Case ID: cal_14/html/0506-01.html
Source: Caselaw Access Project
Author: {"author": "\n      Field, C. J.", "license": "Public Domain", "url": "https://static.case.law/"}
Date Created: 2024-08-24T03:29:51.129683

GUIOD v. GUIOD et als.
    
    The wife has no right in the homestead, independent of the husband, which she can enforce against his consent. She cannot maintain a suit for it in her indi- , vidual name.
    The statute affords protection to the husband, as head of the family, and through him to the wife and children.
    Where the premises are abandoned as a homestead, the husband may then convey by his sole deed.
    If, at the date of the conveyance by the husband, he had only removed from the premises temporarily, for some specific purpose, he could still claim their enjoyment and use as a homestead. The wife must follow the husband when he changes his residence.
    Appeal from the Twelfth District.
    Ejectment brought in the individual name of the wife, the husband being made a party defendant. One of the other defendants, who had received a conveyance from the husband, demurred to the complaint, on the ground, that the plaintiff could not sue in her individual name; but, that her husband should have been joined as co-plaintiff, and on the ground, that it did not state facts sufficient to constitute a cause of action.

## EXERCISE A
Say whether each statement below agrees with the case summary of Guiod v. Guiod: (i) the wife can enforce a right in the homestead against her husband's consent; (ii) once the premises are abandoned as a homestead, the husband may convey them by his sole deed; (iii) the appeal came from the Twelfth District. For each, answer yes or no and quote the words of the summary that decide it.

## RECORDS SUPPLIED
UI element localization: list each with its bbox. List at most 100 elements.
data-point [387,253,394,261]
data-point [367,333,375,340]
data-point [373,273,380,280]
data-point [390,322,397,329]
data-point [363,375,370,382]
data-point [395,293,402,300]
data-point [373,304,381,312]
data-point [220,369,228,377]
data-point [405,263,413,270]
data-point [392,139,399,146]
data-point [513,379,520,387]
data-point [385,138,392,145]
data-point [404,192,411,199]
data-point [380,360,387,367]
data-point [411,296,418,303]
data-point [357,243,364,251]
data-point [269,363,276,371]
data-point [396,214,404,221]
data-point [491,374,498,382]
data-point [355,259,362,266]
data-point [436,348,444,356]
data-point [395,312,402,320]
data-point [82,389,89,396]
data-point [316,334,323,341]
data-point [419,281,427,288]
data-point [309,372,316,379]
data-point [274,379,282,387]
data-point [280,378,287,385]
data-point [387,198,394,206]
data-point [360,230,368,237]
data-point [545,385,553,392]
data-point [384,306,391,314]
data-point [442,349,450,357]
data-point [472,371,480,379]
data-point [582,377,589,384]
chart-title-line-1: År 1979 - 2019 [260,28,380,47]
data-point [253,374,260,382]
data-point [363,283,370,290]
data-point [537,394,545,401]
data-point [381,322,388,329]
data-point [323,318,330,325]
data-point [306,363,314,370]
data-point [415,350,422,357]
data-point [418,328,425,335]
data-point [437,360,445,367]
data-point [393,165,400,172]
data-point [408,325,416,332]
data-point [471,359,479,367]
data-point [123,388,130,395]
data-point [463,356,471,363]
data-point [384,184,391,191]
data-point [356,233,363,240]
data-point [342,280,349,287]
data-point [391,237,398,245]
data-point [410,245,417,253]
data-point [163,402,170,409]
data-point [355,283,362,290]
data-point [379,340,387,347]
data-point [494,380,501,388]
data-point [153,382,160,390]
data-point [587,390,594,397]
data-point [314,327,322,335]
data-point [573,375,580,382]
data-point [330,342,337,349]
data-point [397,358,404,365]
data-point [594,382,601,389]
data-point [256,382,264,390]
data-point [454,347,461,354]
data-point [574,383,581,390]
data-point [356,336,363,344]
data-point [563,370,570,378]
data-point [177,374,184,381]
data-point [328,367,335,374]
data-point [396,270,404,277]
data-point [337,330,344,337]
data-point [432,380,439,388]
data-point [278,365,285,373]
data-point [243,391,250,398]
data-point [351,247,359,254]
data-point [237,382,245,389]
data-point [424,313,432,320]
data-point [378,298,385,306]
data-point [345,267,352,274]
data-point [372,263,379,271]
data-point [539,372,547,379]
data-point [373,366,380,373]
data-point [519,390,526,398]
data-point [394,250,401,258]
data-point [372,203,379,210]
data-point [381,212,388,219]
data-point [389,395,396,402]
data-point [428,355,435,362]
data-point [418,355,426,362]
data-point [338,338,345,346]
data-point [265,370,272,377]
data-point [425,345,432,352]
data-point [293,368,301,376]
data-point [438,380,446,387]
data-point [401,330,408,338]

## EXERCISE B
Quote the records word for word, from their first line through the line that contains "data-point [419,281,427,288]", including both of those lines.

## WORKED ANSWER A
(i) No. "The wife has no right in the homestead, independent of the husband, which she can enforce against his consent."
(ii) Yes. "Where the premises are abandoned as a homestead, the husband may then convey by his sole deed."
(iii) Yes. "Appeal from the Twelfth District."

## WORKED ANSWER B
UI element localization: list each with its bbox. List at most 100 elements.
data-point [387,253,394,261]
data-point [367,333,375,340]
data-point [373,273,380,280]
data-point [390,322,397,329]
data-point [363,375,370,382]
data-point [395,293,402,300]
data-point [373,304,381,312]
data-point [220,369,228,377]
data-point [405,263,413,270]
data-point [392,139,399,146]
data-point [513,379,520,387]
data-point [385,138,392,145]
data-point [404,192,411,199]
data-point [380,360,387,367]
data-point [411,296,418,303]
data-point [357,243,364,251]
data-point [269,363,276,371]
data-point [396,214,404,221]
data-point [491,374,498,382]
data-point [355,259,362,266]
data-point [436,348,444,356]
data-point [395,312,402,320]
data-point [82,389,89,396]
data-point [316,334,323,341]
data-point [419,281,427,288]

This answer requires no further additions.